BEGIN
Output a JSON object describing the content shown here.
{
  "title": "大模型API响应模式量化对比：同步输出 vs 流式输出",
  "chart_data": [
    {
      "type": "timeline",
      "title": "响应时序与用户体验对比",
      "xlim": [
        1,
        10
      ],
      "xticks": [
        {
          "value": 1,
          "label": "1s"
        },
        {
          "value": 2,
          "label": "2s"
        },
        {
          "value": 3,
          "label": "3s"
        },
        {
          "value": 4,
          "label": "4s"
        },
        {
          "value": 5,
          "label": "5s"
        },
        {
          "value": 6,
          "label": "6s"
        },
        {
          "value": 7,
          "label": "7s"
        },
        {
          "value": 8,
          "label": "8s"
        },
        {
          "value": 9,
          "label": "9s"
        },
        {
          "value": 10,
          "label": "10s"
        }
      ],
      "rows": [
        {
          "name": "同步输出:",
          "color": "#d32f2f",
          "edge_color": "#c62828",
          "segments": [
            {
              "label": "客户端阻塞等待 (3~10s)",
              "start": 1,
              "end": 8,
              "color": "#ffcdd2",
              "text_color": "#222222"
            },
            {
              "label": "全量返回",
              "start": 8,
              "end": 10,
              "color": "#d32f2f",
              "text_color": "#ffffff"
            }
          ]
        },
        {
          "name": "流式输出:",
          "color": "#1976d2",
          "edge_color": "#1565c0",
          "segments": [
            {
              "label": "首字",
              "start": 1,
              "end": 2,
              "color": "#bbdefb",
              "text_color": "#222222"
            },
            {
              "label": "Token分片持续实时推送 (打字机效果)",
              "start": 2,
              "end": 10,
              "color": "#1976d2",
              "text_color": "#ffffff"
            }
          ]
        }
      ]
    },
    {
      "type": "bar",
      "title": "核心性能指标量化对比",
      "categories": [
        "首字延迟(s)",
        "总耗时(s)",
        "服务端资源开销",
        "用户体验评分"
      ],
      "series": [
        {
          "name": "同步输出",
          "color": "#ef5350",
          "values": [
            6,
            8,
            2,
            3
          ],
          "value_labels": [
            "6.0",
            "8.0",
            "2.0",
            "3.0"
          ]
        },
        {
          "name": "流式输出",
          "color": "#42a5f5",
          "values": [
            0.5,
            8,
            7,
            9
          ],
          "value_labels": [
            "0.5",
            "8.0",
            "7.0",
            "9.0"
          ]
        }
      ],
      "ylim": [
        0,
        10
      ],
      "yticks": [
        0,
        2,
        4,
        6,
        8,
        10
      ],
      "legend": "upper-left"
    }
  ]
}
END
» Task instructions
Give all the entries again exactly; leave none out.

» Completed exercise
Output a JSON object describing the content shown here.
{
  "title": "大模型API响应模式量化对比：同步输出 vs 流式输出",
  "chart_data": [
    {
      "type": "timeline",
      "title": "响应时序与用户体验对比",
      "xlim": [
        1,
        10
      ],
      "xticks": [
        {
          "value": 1,
          "label": "1s"
        },
        {
          "value": 2,
          "label": "2s"
        },
        {
          "value": 3,
          "label": "3s"
        },
        {
          "value": 4,
          "label": "4s"
        },
        {
          "value": 5,
          "label": "5s"
        },
        {
          "value": 6,
          "label": "6s"
        },
        {
          "value": 7,
          "label": "7s"
        },
        {
          "value": 8,
          "label": "8s"
        },
        {
          "value": 9,
          "label": "9s"
        },
        {
          "value": 10,
          "label": "10s"
        }
      ],
      "rows": [
        {
          "name": "同步输出:",
          "color": "#d32f2f",
          "edge_color": "#c62828",
          "segments": [
            {
              "label": "客户端阻塞等待 (3~10s)",
              "start": 1,
              "end": 8,
              "color": "#ffcdd2",
              "text_color": "#222222"
            },
            {
              "label": "全量返回",
              "start": 8,
              "end": 10,
              "color": "#d32f2f",
              "text_color": "#ffffff"
            }
          ]
        },
        {
          "name": "流式输出:",
          "color": "#1976d2",
          "edge_color": "#1565c0",
          "segments": [
            {
              "label": "首字",
              "start": 1,
              "end": 2,
              "color": "#bbdefb",
              "text_color": "#222222"
            },
            {
              "label": "Token分片持续实时推送 (打字机效果)",
              "start": 2,
              "end": 10,
              "color": "#1976d2",
              "text_color": "#ffffff"
            }
          ]
        }
      ]
    },
    {
      "type": "bar",
      "title": "核心性能指标量化对比",
      "categories": [
        "首字延迟(s)",
        "总耗时(s)",
        "服务端资源开销",
        "用户体验评分"
      ],
      "series": [
        {
          "name": "同步输出",
          "color": "#ef5350",
          "values": [
            6,
            8,
            2,
            3
          ],
          "value_labels": [
            "6.0",
            "8.0",
            "2.0",
            "3.0"
          ]
        },
        {
          "name": "流式输出",
          "color": "#42a5f5",
          "values": [
            0.5,
            8,
            7,
            9
          ],
          "value_labels": [
            "0.5",
            "8.0",
            "7.0",
            "9.0"
          ]
        }
      ],
      "ylim": [
        0,
        10
      ],
      "yticks": [
        0,
        2,
        4,
        6,
        8,
        10
      ],
      "legend": "upper-left"
    }
  ]
}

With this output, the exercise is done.